List every line in the items below that contains the word "sharing".
○ ○ ○ ○ ○
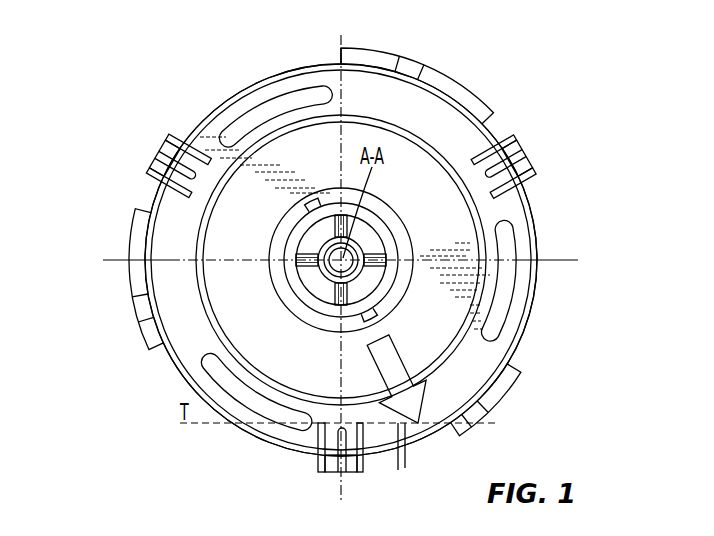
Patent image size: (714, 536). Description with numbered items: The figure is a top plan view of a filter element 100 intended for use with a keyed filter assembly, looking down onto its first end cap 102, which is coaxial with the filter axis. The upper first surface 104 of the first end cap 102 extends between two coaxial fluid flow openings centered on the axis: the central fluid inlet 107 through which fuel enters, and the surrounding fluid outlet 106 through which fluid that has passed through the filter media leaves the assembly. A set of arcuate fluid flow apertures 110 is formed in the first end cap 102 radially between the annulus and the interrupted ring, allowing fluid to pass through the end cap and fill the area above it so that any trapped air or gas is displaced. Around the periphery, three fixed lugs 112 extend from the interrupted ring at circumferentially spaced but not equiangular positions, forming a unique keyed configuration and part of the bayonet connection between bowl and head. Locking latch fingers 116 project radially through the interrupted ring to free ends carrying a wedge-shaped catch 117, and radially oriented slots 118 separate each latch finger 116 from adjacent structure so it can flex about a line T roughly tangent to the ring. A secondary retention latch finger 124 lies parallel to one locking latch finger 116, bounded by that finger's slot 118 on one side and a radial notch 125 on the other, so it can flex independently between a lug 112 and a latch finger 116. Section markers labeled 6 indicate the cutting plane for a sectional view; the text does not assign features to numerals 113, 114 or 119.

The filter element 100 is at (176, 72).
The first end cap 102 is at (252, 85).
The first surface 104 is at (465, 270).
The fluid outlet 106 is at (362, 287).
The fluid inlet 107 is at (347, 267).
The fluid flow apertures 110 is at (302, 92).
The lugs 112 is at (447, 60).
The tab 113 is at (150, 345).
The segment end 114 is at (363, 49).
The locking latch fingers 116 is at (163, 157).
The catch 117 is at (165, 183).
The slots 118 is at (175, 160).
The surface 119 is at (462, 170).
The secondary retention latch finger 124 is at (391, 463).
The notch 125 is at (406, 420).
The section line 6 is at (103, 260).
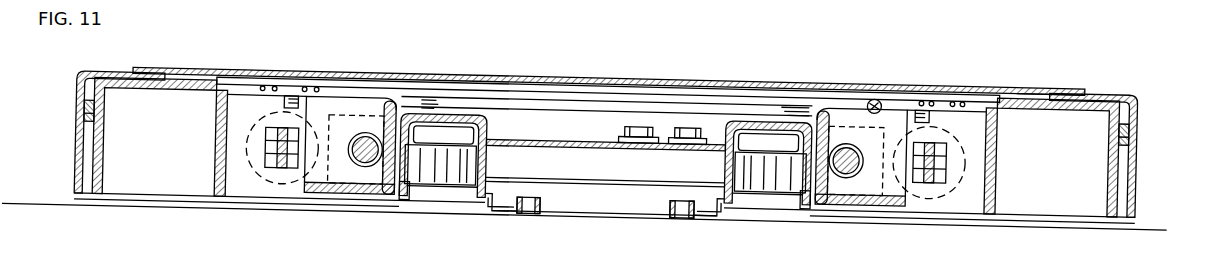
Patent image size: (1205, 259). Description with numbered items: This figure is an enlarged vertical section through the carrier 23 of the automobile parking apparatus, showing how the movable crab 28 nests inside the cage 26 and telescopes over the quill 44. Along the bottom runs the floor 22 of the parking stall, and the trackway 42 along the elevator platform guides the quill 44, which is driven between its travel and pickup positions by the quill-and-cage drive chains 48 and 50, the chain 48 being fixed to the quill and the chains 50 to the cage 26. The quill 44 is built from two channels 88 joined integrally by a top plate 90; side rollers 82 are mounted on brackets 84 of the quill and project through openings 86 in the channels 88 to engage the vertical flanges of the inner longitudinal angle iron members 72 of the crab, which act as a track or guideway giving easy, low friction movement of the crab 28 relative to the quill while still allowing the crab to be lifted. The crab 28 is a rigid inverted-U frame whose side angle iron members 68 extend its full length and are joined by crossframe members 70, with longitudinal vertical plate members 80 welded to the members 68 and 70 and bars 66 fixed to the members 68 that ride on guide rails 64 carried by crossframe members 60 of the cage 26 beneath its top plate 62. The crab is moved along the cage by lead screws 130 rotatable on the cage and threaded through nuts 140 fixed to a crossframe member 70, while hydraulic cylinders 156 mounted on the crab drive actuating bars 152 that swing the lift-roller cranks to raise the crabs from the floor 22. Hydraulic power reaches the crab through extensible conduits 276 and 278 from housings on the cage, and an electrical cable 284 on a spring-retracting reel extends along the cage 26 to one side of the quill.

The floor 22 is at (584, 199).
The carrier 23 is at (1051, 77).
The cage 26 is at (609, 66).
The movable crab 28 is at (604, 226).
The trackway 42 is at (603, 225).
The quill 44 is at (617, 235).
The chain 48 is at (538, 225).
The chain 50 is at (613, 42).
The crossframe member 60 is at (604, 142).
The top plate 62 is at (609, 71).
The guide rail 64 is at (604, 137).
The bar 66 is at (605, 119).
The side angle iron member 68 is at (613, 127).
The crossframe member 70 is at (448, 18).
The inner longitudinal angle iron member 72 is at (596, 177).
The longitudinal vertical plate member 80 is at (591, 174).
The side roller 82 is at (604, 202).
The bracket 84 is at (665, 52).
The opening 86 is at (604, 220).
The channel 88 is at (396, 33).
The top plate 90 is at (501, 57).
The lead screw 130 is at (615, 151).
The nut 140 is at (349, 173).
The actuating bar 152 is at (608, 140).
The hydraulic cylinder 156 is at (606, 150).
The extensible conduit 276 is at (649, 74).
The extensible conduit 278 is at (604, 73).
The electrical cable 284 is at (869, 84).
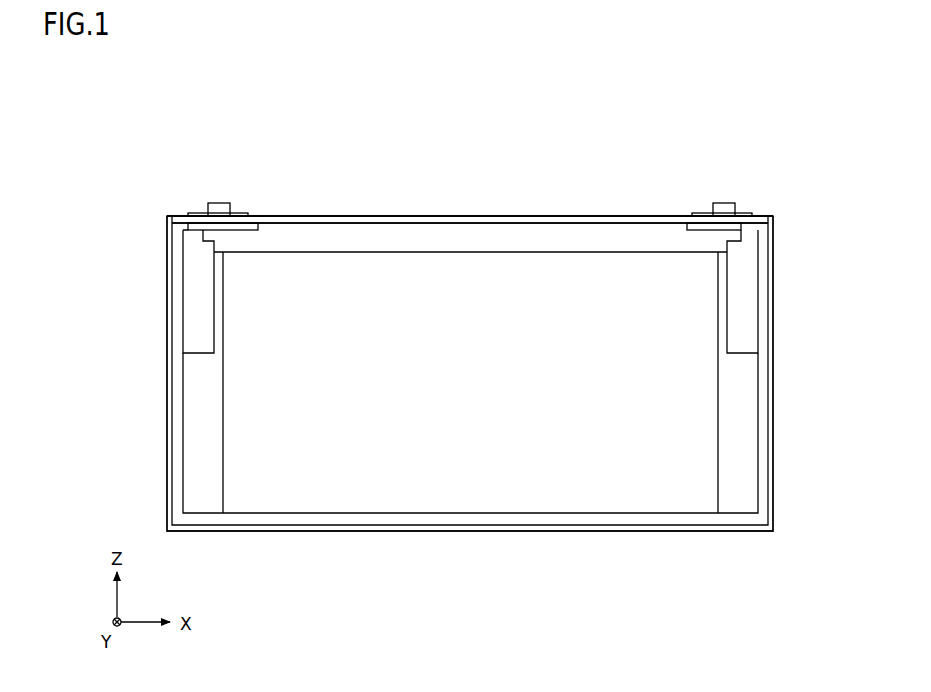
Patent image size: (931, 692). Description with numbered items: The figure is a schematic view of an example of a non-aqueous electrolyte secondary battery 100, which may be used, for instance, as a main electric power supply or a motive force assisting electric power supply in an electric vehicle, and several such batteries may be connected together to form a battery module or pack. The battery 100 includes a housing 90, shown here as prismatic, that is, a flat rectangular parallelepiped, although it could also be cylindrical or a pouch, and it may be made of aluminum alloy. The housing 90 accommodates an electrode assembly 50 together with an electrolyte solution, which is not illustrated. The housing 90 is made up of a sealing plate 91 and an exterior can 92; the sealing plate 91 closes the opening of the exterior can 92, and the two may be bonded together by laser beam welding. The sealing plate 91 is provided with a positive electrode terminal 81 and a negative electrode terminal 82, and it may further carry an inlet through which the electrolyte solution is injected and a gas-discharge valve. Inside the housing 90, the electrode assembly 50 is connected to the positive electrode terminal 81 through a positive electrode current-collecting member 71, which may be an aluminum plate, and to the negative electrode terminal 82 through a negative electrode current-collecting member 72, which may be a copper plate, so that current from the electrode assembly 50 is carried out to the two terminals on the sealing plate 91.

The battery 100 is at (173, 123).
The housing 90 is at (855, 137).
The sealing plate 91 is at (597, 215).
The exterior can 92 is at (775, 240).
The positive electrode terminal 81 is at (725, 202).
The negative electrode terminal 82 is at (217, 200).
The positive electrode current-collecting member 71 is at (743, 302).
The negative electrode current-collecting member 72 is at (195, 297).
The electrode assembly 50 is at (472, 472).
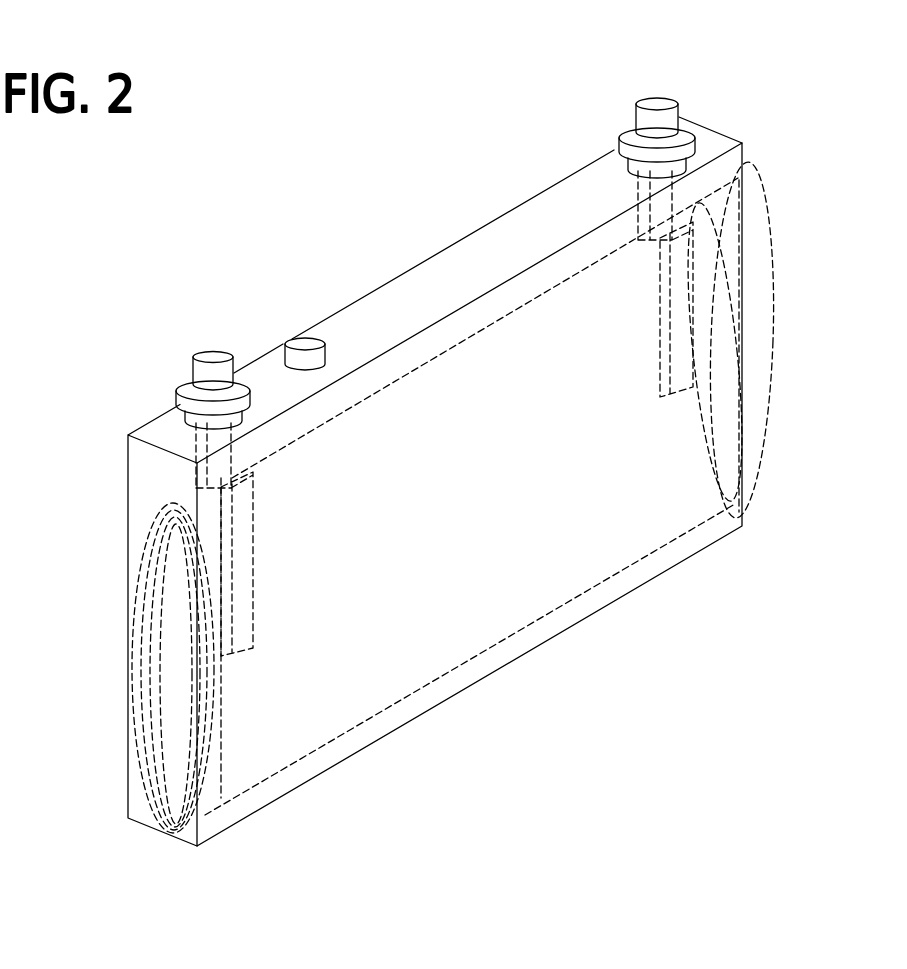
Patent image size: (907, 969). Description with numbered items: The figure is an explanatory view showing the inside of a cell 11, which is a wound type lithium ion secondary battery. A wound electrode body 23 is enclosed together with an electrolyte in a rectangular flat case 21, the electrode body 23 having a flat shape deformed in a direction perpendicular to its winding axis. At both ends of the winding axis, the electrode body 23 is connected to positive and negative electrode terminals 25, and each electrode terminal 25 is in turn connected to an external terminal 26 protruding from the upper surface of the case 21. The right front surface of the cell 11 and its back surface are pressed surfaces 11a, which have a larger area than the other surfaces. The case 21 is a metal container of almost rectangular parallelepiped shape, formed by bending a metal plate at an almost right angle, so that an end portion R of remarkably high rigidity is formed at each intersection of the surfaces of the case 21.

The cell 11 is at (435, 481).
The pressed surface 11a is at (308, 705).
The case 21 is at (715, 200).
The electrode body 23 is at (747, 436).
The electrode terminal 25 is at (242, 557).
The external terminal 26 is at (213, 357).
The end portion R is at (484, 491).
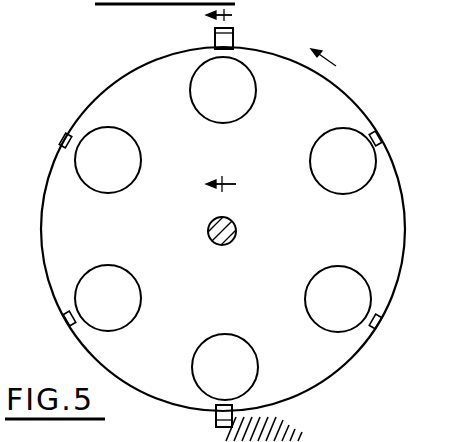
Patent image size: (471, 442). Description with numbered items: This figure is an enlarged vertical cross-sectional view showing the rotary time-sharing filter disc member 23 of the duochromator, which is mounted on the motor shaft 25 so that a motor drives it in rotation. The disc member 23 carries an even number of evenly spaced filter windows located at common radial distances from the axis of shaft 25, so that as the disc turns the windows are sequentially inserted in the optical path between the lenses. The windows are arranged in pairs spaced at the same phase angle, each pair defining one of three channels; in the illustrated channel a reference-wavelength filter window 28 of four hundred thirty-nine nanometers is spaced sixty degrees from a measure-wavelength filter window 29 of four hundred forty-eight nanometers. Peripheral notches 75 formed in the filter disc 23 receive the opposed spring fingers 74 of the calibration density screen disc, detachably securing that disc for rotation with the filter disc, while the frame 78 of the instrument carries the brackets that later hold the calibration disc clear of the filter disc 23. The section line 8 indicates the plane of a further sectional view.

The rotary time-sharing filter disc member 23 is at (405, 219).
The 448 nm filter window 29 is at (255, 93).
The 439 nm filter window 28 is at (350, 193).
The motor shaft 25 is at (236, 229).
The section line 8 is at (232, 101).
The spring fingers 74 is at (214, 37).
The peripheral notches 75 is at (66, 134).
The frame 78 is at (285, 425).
○ ○ ○ ○ ○
__Answer for the task__.
Patent image size: (471, 442). Description with numbered items: This figure is an enlarged vertical cross-sectional view showing the rotary time-sharing filter disc member 23 of the duochromator, which is mounted on the motor shaft 25 so that a motor drives it in rotation. The disc member 23 carries an even number of evenly spaced filter windows located at common radial distances from the axis of shaft 25, so that as the disc turns the windows are sequentially inserted in the optical path between the lenses. The windows are arranged in pairs spaced at the same phase angle, each pair defining one of three channels; in the illustrated channel a reference-wavelength filter window 28 of four hundred thirty-nine nanometers is spaced sixty degrees from a measure-wavelength filter window 29 of four hundred forty-eight nanometers. Peripheral notches 75 formed in the filter disc 23 receive the opposed spring fingers 74 of the calibration density screen disc, detachably securing that disc for rotation with the filter disc, while the frame 78 of the instrument carries the brackets that later hold the calibration disc clear of the filter disc 23. The section line 8 indicates the plane of a further sectional view.
The rotary time-sharing filter disc member 23 is at (405, 219).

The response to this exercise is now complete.